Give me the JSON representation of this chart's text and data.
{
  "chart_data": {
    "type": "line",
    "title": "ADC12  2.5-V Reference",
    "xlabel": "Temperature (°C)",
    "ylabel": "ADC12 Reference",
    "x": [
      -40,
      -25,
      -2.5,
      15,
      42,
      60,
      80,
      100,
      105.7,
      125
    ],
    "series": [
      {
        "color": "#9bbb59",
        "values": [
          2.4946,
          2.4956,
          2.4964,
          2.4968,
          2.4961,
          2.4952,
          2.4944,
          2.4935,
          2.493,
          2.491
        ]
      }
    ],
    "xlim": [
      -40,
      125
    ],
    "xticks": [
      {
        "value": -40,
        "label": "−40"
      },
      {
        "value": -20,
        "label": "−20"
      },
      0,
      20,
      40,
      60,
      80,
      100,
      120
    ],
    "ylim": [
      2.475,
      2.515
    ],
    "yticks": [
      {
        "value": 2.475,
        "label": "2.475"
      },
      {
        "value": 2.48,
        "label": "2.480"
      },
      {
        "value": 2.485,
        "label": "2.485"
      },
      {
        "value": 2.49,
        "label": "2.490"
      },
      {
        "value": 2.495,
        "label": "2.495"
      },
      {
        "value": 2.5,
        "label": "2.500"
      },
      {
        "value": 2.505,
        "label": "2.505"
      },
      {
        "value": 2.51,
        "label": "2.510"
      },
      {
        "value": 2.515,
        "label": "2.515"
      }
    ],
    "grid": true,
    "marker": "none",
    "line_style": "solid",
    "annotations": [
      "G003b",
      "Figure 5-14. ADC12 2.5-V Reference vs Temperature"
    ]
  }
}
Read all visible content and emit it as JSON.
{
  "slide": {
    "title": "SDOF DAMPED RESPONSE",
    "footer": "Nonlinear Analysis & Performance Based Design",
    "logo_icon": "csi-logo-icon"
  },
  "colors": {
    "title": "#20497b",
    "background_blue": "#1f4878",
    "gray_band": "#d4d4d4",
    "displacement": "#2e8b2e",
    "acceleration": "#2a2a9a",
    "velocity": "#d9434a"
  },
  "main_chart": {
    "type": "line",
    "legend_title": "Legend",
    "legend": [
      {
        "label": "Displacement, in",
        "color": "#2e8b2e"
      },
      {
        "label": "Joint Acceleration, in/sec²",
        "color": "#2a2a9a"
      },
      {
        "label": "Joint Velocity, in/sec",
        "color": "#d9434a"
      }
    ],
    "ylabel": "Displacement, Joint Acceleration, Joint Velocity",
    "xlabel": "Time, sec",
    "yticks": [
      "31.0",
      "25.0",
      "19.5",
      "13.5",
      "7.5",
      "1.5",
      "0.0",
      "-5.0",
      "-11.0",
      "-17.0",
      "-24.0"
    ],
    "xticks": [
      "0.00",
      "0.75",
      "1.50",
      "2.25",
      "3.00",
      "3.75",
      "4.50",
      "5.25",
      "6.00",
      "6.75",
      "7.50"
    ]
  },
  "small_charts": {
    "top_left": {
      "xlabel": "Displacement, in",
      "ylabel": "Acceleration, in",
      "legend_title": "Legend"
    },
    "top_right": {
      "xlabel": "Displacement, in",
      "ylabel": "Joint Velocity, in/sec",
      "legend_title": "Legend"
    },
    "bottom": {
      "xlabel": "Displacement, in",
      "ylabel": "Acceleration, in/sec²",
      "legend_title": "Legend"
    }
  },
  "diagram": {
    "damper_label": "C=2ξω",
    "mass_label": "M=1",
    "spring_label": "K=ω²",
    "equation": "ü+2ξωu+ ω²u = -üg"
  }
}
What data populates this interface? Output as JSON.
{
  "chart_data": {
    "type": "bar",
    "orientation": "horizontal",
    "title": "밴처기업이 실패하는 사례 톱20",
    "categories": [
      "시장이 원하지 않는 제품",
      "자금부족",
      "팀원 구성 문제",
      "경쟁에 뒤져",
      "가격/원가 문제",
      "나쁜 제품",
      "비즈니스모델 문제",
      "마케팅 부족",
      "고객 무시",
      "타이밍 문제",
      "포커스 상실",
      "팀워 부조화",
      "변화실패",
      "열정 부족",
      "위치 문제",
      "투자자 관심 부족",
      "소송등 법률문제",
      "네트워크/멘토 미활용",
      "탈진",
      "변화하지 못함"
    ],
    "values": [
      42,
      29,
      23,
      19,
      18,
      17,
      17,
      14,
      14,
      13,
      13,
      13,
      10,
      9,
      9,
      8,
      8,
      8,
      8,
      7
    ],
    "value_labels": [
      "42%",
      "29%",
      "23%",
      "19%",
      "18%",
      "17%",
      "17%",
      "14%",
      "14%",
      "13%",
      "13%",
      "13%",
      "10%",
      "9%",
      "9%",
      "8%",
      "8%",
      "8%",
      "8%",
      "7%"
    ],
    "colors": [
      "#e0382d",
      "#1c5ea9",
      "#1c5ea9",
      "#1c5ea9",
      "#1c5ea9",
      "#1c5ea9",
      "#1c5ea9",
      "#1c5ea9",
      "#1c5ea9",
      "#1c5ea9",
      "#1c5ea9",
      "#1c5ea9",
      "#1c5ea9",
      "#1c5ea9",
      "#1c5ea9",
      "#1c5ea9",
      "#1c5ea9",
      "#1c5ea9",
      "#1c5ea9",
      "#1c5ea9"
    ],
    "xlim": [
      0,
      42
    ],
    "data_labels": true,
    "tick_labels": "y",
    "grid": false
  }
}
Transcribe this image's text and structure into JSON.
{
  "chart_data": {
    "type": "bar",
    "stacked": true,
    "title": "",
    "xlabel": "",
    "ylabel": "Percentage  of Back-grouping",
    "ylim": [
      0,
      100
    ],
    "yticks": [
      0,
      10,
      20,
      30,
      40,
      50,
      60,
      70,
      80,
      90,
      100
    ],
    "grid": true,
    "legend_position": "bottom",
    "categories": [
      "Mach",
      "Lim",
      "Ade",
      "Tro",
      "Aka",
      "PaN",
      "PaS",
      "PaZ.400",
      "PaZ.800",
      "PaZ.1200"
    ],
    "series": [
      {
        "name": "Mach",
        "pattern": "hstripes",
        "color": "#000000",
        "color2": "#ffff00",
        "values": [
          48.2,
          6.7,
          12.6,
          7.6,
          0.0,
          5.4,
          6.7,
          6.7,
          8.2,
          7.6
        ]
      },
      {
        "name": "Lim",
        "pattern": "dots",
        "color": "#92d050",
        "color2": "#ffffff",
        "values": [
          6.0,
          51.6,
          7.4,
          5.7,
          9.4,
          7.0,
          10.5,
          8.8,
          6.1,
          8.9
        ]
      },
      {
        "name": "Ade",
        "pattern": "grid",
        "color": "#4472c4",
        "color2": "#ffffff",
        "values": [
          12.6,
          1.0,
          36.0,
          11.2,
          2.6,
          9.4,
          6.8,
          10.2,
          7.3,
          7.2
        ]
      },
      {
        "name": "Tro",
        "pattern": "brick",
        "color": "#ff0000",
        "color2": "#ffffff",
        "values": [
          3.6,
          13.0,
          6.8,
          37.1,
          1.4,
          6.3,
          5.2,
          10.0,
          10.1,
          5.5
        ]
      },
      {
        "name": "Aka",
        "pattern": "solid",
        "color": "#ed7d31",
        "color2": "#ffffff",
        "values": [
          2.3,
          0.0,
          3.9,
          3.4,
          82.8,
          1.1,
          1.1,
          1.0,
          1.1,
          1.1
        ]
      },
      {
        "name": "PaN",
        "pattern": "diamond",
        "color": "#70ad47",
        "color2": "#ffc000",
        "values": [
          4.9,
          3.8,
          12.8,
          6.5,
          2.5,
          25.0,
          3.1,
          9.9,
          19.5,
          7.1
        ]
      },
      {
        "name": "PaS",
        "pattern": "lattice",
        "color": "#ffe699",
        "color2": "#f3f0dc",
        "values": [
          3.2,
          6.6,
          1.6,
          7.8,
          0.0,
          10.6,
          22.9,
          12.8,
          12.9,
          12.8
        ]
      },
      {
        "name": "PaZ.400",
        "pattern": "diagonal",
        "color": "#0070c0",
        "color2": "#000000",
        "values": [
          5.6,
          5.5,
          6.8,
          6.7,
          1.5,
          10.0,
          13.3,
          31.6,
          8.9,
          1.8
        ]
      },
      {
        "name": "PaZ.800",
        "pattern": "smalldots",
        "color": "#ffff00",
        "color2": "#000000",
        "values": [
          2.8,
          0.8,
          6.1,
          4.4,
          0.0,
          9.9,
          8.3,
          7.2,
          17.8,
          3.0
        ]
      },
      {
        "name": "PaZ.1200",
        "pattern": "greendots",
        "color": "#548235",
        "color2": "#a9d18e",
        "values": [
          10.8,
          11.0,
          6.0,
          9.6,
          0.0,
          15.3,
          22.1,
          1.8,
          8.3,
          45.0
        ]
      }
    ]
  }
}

════════════════════

=== WHAT YOU ARE ASKED TO DO ===
Copy out every line of the material above that mentions the word "this".

=== EXERCISE SOLUTION ===
Give me the JSON representation of this chart's text and data.
What data populates this interface? Output as JSON.
Transcribe this image's text and structure into JSON.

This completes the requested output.